EXERCISE TASK: Search the records below for the word "Sets". Pull out each line that has it.

Stored records
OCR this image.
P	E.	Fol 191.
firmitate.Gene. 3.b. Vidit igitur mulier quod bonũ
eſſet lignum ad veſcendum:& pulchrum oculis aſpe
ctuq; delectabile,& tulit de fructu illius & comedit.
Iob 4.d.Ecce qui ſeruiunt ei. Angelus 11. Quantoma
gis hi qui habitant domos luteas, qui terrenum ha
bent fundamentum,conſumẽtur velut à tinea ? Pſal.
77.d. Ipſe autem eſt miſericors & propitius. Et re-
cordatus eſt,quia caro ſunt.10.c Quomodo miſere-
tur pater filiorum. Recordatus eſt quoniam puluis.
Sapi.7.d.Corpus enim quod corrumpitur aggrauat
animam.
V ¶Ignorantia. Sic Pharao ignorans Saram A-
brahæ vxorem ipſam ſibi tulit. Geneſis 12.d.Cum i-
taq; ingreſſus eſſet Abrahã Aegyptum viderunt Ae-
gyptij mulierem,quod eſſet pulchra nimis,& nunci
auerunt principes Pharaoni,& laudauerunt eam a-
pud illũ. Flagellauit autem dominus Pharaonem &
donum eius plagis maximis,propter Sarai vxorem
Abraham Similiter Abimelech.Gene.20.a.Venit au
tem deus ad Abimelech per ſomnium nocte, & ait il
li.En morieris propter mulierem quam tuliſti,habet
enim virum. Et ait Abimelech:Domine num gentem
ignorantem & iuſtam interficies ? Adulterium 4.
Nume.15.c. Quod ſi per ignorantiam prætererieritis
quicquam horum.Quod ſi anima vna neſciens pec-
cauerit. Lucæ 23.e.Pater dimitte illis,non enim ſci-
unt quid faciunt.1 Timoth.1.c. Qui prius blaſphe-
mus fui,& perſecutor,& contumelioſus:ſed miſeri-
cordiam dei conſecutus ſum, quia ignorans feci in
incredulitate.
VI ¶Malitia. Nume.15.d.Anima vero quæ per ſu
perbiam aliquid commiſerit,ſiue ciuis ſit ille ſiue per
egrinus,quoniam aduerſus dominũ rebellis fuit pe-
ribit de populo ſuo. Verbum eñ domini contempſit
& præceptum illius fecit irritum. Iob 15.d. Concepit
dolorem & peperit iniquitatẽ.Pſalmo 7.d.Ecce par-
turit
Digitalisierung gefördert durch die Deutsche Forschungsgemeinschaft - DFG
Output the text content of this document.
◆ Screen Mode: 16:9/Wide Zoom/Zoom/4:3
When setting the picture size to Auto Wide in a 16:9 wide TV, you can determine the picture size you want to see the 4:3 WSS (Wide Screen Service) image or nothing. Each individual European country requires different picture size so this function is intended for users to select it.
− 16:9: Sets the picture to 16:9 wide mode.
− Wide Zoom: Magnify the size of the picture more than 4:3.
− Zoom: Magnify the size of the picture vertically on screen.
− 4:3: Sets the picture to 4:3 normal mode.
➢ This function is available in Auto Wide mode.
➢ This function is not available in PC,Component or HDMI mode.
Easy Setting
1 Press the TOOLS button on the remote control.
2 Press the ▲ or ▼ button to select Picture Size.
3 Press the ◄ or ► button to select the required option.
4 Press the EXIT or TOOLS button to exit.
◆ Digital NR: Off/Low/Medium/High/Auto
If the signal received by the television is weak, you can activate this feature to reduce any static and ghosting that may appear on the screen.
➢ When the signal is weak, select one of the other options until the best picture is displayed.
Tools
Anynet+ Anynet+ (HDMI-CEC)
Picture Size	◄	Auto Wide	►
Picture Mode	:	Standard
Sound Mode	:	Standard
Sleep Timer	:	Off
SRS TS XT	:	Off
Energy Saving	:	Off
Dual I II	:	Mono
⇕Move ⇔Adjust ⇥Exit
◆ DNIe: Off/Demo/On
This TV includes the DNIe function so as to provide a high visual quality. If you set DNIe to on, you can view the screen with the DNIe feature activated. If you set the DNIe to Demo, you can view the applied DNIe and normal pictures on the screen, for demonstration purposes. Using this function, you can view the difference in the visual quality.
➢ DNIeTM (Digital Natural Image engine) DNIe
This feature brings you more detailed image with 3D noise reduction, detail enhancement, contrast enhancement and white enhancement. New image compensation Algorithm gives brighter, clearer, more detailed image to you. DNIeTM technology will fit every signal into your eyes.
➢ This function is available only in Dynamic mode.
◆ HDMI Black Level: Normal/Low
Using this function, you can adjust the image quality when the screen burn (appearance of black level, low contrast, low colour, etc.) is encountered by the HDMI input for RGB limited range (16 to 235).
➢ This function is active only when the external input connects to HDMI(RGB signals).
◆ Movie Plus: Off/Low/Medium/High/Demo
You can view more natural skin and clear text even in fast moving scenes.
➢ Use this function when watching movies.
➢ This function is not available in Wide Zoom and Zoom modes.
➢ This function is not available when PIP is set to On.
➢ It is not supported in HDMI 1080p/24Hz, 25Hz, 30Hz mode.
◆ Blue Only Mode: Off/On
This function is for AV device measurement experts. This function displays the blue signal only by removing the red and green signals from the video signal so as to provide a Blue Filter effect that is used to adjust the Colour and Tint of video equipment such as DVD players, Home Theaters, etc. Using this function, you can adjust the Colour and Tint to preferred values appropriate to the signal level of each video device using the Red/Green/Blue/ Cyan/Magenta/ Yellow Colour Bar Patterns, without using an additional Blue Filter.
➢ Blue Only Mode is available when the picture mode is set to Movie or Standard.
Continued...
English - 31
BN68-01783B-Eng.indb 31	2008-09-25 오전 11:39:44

ANSWER TO THE EXERCISE:
− 16:9: Sets the picture to 16:9 wide mode.
− 4:3: Sets the picture to 4:3 normal mode.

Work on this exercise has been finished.